Go through the records and give each one again exactly.

━━ DATASET ROWS

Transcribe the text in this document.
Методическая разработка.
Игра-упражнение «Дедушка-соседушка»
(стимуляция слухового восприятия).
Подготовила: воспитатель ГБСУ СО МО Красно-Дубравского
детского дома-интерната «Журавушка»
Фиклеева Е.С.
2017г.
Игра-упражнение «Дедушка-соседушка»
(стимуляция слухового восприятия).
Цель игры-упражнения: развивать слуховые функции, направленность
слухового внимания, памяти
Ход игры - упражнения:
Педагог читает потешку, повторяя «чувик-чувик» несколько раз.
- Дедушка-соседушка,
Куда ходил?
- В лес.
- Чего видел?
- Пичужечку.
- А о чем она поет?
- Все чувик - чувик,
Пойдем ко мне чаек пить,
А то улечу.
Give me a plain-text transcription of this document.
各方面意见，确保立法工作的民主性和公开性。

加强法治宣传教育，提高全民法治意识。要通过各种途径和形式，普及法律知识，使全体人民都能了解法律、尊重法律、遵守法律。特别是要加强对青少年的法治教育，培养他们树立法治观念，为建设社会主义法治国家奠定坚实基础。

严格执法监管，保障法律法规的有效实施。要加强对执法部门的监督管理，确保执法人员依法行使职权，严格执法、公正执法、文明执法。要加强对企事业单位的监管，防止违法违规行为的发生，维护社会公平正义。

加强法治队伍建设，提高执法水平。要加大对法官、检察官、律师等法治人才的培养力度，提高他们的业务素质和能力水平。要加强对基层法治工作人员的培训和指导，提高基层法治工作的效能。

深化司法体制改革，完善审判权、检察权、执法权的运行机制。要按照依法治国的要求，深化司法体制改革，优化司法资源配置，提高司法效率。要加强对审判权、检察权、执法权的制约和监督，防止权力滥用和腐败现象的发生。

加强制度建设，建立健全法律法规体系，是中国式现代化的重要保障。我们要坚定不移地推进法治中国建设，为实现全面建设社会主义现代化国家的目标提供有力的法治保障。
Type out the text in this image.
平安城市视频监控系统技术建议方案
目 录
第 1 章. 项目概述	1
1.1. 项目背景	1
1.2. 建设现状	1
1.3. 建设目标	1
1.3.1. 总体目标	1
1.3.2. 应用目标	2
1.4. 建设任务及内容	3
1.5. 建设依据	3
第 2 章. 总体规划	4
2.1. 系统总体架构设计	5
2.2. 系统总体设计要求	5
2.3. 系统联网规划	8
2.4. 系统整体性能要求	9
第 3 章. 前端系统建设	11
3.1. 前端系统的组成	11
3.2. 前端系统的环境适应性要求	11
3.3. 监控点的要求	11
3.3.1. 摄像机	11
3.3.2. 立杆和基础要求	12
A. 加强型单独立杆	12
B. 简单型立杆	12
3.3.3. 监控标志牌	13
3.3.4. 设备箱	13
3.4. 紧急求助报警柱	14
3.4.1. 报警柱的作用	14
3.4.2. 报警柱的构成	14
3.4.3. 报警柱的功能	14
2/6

━━━━

• [EXERCISE RESPONSE]
Transcribe the text in this document.
Методическая разработка.
Игра-упражнение «Дедушка-соседушка»
(стимуляция слухового восприятия).
Подготовила: воспитатель ГБСУ СО МО Красно-Дубравского
детского дома-интерната «Журавушка»
Фиклеева Е.С.
2017г.
Игра-упражнение «Дедушка-соседушка»
(стимуляция слухового восприятия).
Цель игры-упражнения: развивать слуховые функции, направленность
слухового внимания, памяти
Ход игры - упражнения:
Педагог читает потешку, повторяя «чувик-чувик» несколько раз.
- Дедушка-соседушка,
Куда ходил?
- В лес.
- Чего видел?
- Пичужечку.
- А о чем она поет?
- Все чувик - чувик,
Пойдем ко мне чаек пить,
А то улечу.
Give me a plain-text transcription of this document.
各方面意见，确保立法工作的民主性和公开性。

加强法治宣传教育，提高全民法治意识。要通过各种途径和形式，普及法律知识，使全体人民都能了解法律、尊重法律、遵守法律。特别是要加强对青少年的法治教育，培养他们树立法治观念，为建设社会主义法治国家奠定坚实基础。

严格执法监管，保障法律法规的有效实施。要加强对执法部门的监督管理，确保执法人员依法行使职权，严格执法、公正执法、文明执法。要加强对企事业单位的监管，防止违法违规行为的发生，维护社会公平正义。

加强法治队伍建设，提高执法水平。要加大对法官、检察官、律师等法治人才的培养力度，提高他们的业务素质和能力水平。要加强对基层法治工作人员的培训和指导，提高基层法治工作的效能。

深化司法体制改革，完善审判权、检察权、执法权的运行机制。要按照依法治国的要求，深化司法体制改革，优化司法资源配置，提高司法效率。要加强对审判权、检察权、执法权的制约和监督，防止权力滥用和腐败现象的发生。

加强制度建设，建立健全法律法规体系，是中国式现代化的重要保障。我们要坚定不移地推进法治中国建设，为实现全面建设社会主义现代化国家的目标提供有力的法治保障。
Type out the text in this image.
平安城市视频监控系统技术建议方案
目 录
第 1 章. 项目概述	1
1.1. 项目背景	1
1.2. 建设现状	1
1.3. 建设目标	1
1.3.1. 总体目标	1
1.3.2. 应用目标	2
1.4. 建设任务及内容	3
1.5. 建设依据	3
第 2 章. 总体规划	4
2.1. 系统总体架构设计	5
2.2. 系统总体设计要求	5
2.3. 系统联网规划	8
2.4. 系统整体性能要求	9
第 3 章. 前端系统建设	11
3.1. 前端系统的组成	11
3.2. 前端系统的环境适应性要求	11
3.3. 监控点的要求	11
3.3.1. 摄像机	11
3.3.2. 立杆和基础要求	12
A. 加强型单独立杆	12
B. 简单型立杆	12
3.3.3. 监控标志牌	13
3.3.4. 设备箱	13
3.4. 紧急求助报警柱	14
3.4.1. 报警柱的作用	14
3.4.2. 报警柱的构成	14
3.4.3. 报警柱的功能	14
2/6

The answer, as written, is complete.